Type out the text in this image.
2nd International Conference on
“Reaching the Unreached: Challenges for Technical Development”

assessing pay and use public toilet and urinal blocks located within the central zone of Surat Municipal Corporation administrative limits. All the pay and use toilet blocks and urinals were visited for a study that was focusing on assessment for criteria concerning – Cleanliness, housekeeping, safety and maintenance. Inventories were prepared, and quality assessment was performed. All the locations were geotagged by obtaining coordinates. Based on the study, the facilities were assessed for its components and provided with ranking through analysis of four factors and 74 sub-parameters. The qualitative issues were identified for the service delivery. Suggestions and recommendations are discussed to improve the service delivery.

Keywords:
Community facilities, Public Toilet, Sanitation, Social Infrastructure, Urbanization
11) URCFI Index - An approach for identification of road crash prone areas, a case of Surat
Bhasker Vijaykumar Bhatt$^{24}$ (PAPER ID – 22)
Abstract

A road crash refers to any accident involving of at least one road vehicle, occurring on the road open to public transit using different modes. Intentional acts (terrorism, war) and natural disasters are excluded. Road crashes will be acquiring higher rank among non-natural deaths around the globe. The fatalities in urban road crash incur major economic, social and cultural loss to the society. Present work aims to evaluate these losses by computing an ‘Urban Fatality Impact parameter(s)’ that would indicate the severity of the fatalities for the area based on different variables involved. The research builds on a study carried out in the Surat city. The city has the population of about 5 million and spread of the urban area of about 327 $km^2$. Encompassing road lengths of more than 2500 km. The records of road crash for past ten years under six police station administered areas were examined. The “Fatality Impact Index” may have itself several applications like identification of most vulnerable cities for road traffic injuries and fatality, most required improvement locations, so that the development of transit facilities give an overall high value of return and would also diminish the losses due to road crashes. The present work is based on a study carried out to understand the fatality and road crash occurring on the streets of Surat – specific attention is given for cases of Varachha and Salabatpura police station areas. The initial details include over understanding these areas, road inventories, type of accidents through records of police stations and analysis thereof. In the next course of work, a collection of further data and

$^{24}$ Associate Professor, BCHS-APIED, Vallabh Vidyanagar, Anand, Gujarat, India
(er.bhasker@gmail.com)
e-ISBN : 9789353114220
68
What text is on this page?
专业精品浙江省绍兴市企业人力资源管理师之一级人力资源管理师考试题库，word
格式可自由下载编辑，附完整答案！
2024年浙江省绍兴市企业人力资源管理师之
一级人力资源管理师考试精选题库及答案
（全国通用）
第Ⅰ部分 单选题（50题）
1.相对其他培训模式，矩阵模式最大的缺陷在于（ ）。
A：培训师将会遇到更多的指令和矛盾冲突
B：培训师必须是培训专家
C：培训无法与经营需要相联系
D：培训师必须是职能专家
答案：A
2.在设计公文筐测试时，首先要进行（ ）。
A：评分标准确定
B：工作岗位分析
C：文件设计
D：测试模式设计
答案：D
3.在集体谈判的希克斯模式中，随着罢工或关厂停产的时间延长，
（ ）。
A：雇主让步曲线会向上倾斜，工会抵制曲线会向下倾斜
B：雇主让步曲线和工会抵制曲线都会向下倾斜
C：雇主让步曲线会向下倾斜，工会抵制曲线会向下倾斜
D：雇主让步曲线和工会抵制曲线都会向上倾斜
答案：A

Challenge: Copy every line of the material, please, keeping it exactly the same.

Output of the exercise:
Type out the text in this image.
2nd International Conference on
“Reaching the Unreached: Challenges for Technical Development”

assessing pay and use public toilet and urinal blocks located within the central zone of Surat Municipal Corporation administrative limits. All the pay and use toilet blocks and urinals were visited for a study that was focusing on assessment for criteria concerning – Cleanliness, housekeeping, safety and maintenance. Inventories were prepared, and quality assessment was performed. All the locations were geotagged by obtaining coordinates. Based on the study, the facilities were assessed for its components and provided with ranking through analysis of four factors and 74 sub-parameters. The qualitative issues were identified for the service delivery. Suggestions and recommendations are discussed to improve the service delivery.

Keywords:
Community facilities, Public Toilet, Sanitation, Social Infrastructure, Urbanization
11) URCFI Index - An approach for identification of road crash prone areas, a case of Surat
Bhasker Vijaykumar Bhatt$^{24}$ (PAPER ID – 22)
Abstract

A road crash refers to any accident involving of at least one road vehicle, occurring on the road open to public transit using different modes. Intentional acts (terrorism, war) and natural disasters are excluded. Road crashes will be acquiring higher rank among non-natural deaths around the globe. The fatalities in urban road crash incur major economic, social and cultural loss to the society. Present work aims to evaluate these losses by computing an ‘Urban Fatality Impact parameter(s)’ that would indicate the severity of the fatalities for the area based on different variables involved. The research builds on a study carried out in the Surat city. The city has the population of about 5 million and spread of the urban area of about 327 $km^2$. Encompassing road lengths of more than 2500 km. The records of road crash for past ten years under six police station administered areas were examined. The “Fatality Impact Index” may have itself several applications like identification of most vulnerable cities for road traffic injuries and fatality, most required improvement locations, so that the development of transit facilities give an overall high value of return and would also diminish the losses due to road crashes. The present work is based on a study carried out to understand the fatality and road crash occurring on the streets of Surat – specific attention is given for cases of Varachha and Salabatpura police station areas. The initial details include over understanding these areas, road inventories, type of accidents through records of police stations and analysis thereof. In the next course of work, a collection of further data and

$^{24}$ Associate Professor, BCHS-APIED, Vallabh Vidyanagar, Anand, Gujarat, India
(er.bhasker@gmail.com)
e-ISBN : 9789353114220
68
What text is on this page?
专业精品浙江省绍兴市企业人力资源管理师之一级人力资源管理师考试题库，word
格式可自由下载编辑，附完整答案！
2024年浙江省绍兴市企业人力资源管理师之
一级人力资源管理师考试精选题库及答案
（全国通用）
第Ⅰ部分 单选题（50题）
1.相对其他培训模式，矩阵模式最大的缺陷在于（ ）。
A：培训师将会遇到更多的指令和矛盾冲突
B：培训师必须是培训专家
C：培训无法与经营需要相联系
D：培训师必须是职能专家
答案：A
2.在设计公文筐测试时，首先要进行（ ）。
A：评分标准确定
B：工作岗位分析
C：文件设计
D：测试模式设计
答案：D
3.在集体谈判的希克斯模式中，随着罢工或关厂停产的时间延长，
（ ）。
A：雇主让步曲线会向上倾斜，工会抵制曲线会向下倾斜
B：雇主让步曲线和工会抵制曲线都会向下倾斜
C：雇主让步曲线会向下倾斜，工会抵制曲线会向下倾斜
D：雇主让步曲线和工会抵制曲线都会向上倾斜
答案：A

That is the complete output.